+++ Extracted records +++

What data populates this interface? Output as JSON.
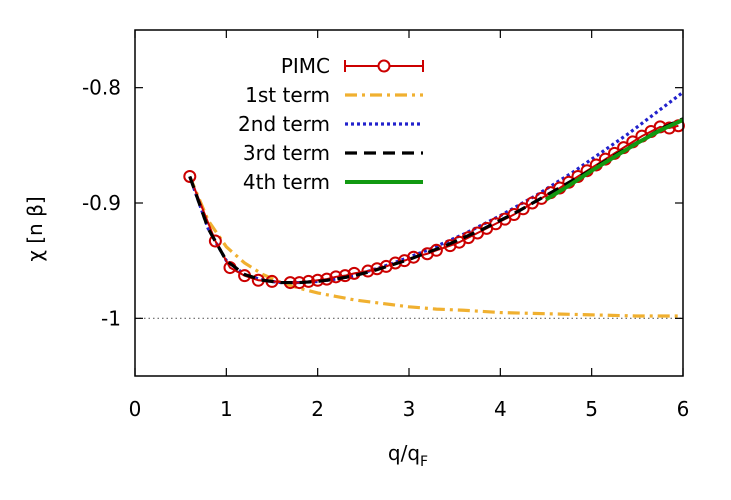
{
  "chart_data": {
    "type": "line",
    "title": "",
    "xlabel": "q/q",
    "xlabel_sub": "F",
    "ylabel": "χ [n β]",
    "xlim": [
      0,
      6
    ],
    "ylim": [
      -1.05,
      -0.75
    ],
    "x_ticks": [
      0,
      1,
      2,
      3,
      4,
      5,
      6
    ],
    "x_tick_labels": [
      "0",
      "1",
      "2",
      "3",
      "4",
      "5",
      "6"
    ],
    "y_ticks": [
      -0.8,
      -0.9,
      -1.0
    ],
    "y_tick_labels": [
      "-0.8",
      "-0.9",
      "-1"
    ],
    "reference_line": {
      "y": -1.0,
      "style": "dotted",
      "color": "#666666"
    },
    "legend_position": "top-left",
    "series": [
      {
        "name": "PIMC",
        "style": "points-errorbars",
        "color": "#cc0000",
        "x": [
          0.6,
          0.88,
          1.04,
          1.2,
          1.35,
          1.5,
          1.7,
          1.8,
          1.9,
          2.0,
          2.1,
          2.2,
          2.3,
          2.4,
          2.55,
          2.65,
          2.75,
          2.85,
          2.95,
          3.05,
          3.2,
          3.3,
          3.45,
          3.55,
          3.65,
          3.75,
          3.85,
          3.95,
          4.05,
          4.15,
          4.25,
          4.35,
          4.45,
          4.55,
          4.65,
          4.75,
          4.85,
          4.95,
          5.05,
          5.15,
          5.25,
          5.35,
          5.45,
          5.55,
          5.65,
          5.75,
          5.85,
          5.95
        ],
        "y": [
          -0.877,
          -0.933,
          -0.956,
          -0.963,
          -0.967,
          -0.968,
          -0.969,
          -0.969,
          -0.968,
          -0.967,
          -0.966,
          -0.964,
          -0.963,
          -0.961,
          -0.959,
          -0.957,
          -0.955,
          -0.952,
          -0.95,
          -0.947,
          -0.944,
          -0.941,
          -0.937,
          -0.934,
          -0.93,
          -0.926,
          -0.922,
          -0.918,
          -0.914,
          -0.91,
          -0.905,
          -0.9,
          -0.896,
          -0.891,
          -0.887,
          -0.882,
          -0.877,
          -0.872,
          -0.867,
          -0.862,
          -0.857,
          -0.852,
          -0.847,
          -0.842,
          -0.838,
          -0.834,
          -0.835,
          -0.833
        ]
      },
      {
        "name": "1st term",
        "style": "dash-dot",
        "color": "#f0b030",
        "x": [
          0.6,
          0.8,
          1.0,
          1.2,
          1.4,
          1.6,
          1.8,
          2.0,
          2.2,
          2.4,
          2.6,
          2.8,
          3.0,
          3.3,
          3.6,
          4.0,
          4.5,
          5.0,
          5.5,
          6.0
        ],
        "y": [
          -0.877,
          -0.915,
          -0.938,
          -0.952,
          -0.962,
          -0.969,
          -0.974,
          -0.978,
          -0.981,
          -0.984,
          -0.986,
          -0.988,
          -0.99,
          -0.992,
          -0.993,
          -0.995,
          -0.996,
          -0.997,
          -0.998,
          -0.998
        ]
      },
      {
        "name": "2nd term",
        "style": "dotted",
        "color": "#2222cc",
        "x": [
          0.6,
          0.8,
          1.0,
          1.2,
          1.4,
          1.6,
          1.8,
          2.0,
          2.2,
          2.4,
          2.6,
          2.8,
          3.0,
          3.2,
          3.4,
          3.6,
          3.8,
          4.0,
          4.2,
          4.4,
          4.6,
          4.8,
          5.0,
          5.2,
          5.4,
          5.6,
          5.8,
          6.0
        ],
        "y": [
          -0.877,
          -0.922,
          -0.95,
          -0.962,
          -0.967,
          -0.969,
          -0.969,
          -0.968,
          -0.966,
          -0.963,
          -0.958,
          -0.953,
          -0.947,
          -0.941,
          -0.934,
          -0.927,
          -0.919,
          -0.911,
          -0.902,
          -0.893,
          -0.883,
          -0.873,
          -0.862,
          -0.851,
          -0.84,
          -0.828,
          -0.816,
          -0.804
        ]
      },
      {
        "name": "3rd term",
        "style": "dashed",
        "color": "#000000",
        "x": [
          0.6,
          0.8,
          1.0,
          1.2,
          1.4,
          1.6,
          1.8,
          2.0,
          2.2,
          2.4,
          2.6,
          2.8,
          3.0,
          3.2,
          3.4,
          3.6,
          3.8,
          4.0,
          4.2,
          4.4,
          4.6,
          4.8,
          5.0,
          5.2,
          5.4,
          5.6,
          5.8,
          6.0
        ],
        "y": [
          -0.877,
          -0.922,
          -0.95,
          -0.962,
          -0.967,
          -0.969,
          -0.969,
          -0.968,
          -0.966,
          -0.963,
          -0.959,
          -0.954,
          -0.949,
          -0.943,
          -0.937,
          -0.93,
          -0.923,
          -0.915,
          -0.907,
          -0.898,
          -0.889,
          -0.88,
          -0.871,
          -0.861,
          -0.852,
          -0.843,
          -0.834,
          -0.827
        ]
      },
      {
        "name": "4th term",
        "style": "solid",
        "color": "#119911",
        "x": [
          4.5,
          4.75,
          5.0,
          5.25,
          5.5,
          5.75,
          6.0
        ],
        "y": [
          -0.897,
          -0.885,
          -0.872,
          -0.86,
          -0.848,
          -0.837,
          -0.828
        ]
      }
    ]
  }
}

+++

* [Goal]
Looking at the entries above, state how many lines contain "color"; give the number alone.

* [Final result]
6